Goal:
Determine which lines contain the word "Ratio", then copy those lines.

——————————

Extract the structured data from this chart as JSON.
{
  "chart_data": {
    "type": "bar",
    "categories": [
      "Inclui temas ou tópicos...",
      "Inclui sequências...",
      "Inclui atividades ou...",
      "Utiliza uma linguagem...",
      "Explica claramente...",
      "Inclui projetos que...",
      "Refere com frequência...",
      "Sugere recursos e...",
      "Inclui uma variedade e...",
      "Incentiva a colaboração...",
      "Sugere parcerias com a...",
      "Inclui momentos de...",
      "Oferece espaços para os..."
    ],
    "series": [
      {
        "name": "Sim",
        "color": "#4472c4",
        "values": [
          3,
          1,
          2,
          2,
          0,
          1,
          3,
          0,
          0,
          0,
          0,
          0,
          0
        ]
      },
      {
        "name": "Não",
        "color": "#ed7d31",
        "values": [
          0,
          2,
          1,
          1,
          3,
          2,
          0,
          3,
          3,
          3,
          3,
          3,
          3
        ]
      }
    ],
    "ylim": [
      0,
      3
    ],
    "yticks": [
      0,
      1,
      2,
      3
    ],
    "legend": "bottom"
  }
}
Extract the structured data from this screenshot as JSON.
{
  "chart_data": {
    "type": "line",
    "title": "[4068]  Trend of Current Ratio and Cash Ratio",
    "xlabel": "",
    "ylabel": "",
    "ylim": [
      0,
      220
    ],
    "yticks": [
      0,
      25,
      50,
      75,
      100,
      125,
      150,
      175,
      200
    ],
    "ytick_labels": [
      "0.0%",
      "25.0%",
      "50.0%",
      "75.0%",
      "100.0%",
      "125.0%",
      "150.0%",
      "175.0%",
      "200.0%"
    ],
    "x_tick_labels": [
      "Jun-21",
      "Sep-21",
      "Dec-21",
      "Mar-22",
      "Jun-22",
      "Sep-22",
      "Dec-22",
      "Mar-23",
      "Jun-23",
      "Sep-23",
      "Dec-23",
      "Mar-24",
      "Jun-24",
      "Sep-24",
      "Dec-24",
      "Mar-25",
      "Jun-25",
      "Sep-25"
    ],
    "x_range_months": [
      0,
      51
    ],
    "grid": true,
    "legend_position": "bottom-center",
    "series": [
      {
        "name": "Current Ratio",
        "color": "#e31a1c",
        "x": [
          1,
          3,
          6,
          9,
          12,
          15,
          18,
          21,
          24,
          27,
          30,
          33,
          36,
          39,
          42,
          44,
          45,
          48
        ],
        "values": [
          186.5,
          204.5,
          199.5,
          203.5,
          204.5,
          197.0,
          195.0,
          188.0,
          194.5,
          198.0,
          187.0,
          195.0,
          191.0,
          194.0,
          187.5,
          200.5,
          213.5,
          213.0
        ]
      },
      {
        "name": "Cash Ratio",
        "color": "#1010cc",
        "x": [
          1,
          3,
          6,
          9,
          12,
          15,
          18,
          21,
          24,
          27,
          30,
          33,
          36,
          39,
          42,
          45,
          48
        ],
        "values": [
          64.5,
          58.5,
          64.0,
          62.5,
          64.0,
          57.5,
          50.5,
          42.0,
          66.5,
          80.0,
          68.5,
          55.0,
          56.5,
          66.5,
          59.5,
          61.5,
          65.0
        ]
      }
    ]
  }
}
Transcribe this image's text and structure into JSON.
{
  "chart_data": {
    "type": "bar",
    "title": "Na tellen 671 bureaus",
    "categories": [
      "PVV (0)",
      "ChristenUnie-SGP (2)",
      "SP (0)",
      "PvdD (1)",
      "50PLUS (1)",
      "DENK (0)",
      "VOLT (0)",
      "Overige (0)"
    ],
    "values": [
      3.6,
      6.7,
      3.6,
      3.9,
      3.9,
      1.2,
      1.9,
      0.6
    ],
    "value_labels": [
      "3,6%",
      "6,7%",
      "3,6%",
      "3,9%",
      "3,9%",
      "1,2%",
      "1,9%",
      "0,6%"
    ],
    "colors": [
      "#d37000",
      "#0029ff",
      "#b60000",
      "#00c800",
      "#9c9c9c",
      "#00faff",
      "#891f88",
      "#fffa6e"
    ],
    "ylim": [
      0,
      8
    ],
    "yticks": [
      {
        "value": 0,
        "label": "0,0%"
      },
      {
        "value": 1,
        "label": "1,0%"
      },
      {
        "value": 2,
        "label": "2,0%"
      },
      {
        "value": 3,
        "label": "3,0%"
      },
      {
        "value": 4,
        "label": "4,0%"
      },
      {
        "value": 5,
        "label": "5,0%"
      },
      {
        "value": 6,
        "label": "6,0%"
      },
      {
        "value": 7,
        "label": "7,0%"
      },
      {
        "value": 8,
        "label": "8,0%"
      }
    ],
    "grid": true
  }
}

——————————

Reply:
    "title": "[4068]  Trend of Current Ratio and Cash Ratio",
        "name": "Current Ratio",
        "name": "Cash Ratio",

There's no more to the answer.